== RECORDS FOR PROCESSING ==
· · ·

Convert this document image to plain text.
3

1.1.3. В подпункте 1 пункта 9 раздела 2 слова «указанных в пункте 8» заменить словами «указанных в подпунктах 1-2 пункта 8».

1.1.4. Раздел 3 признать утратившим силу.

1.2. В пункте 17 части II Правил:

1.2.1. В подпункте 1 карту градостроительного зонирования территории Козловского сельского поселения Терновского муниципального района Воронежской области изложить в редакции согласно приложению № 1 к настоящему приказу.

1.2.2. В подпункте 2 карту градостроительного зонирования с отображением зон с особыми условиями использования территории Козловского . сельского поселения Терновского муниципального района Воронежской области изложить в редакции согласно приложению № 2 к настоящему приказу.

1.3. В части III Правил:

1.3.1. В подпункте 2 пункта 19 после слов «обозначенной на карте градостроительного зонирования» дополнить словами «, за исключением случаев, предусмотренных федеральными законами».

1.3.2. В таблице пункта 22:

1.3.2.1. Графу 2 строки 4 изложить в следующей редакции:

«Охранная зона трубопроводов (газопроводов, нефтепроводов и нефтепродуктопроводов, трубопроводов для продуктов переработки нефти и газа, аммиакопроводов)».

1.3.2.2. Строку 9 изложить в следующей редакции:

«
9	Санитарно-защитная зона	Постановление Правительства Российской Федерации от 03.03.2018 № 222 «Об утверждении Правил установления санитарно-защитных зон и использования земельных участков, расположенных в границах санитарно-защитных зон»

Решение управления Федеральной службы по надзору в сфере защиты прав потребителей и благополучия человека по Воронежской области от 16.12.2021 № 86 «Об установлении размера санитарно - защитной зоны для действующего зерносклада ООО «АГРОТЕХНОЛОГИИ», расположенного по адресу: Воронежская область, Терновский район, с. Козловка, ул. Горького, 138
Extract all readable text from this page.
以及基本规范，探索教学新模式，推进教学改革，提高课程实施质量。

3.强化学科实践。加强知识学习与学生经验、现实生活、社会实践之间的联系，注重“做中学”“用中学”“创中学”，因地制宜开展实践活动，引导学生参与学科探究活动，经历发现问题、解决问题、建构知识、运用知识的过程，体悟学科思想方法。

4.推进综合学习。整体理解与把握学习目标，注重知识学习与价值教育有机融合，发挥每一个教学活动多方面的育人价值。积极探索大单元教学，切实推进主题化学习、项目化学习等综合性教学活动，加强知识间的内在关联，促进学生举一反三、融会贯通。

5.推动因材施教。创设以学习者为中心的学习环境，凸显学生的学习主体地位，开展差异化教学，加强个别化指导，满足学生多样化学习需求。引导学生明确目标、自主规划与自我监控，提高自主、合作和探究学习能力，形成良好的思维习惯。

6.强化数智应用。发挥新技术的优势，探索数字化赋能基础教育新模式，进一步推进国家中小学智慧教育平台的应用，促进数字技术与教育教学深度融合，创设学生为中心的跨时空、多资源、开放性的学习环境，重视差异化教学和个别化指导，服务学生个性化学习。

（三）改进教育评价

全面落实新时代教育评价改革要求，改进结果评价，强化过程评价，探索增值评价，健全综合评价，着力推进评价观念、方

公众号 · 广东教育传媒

· · ·

== DIRECTIONS ==
Look through the entries and work out how many lines have the word "зона" in them; reply with that number only.

== CORRECT RESPONSE ==
2